— Start of DATA SECTION —

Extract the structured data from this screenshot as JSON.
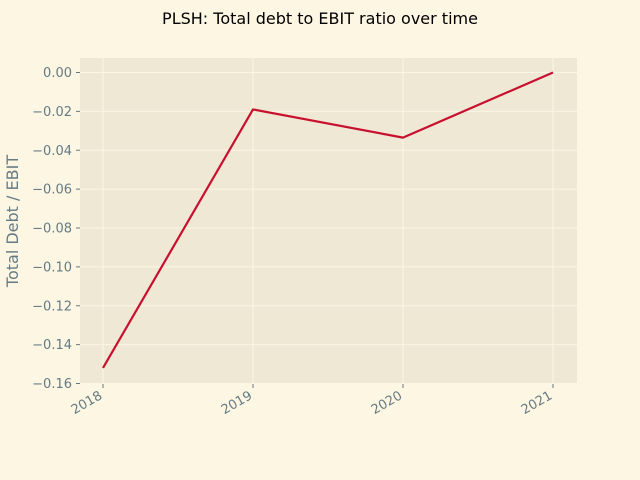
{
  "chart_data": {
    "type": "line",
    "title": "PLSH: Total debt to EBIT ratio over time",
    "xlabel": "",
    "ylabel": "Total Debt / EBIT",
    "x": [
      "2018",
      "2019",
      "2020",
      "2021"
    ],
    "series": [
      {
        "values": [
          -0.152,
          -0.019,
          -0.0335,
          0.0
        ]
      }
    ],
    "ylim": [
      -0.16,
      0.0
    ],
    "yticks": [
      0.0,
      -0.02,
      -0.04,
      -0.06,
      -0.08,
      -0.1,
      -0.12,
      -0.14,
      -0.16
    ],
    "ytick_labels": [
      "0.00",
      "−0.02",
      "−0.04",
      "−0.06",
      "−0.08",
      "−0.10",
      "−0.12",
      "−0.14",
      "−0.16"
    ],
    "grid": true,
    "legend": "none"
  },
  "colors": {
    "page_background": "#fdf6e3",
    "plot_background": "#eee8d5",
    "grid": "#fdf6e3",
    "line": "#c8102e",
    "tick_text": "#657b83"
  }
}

— End of DATA SECTION —

§ **EXERCISE OBJECTIVE**
Do not include images; quote all of the entries above exactly.

§ **FINISHED TASK**
Extract the structured data from this screenshot as JSON.
{
  "chart_data": {
    "type": "line",
    "title": "PLSH: Total debt to EBIT ratio over time",
    "xlabel": "",
    "ylabel": "Total Debt / EBIT",
    "x": [
      "2018",
      "2019",
      "2020",
      "2021"
    ],
    "series": [
      {
        "values": [
          -0.152,
          -0.019,
          -0.0335,
          0.0
        ]
      }
    ],
    "ylim": [
      -0.16,
      0.0
    ],
    "yticks": [
      0.0,
      -0.02,
      -0.04,
      -0.06,
      -0.08,
      -0.1,
      -0.12,
      -0.14,
      -0.16
    ],
    "ytick_labels": [
      "0.00",
      "−0.02",
      "−0.04",
      "−0.06",
      "−0.08",
      "−0.10",
      "−0.12",
      "−0.14",
      "−0.16"
    ],
    "grid": true,
    "legend": "none"
  },
  "colors": {
    "page_background": "#fdf6e3",
    "plot_background": "#eee8d5",
    "grid": "#fdf6e3",
    "line": "#c8102e",
    "tick_text": "#657b83"
  }
}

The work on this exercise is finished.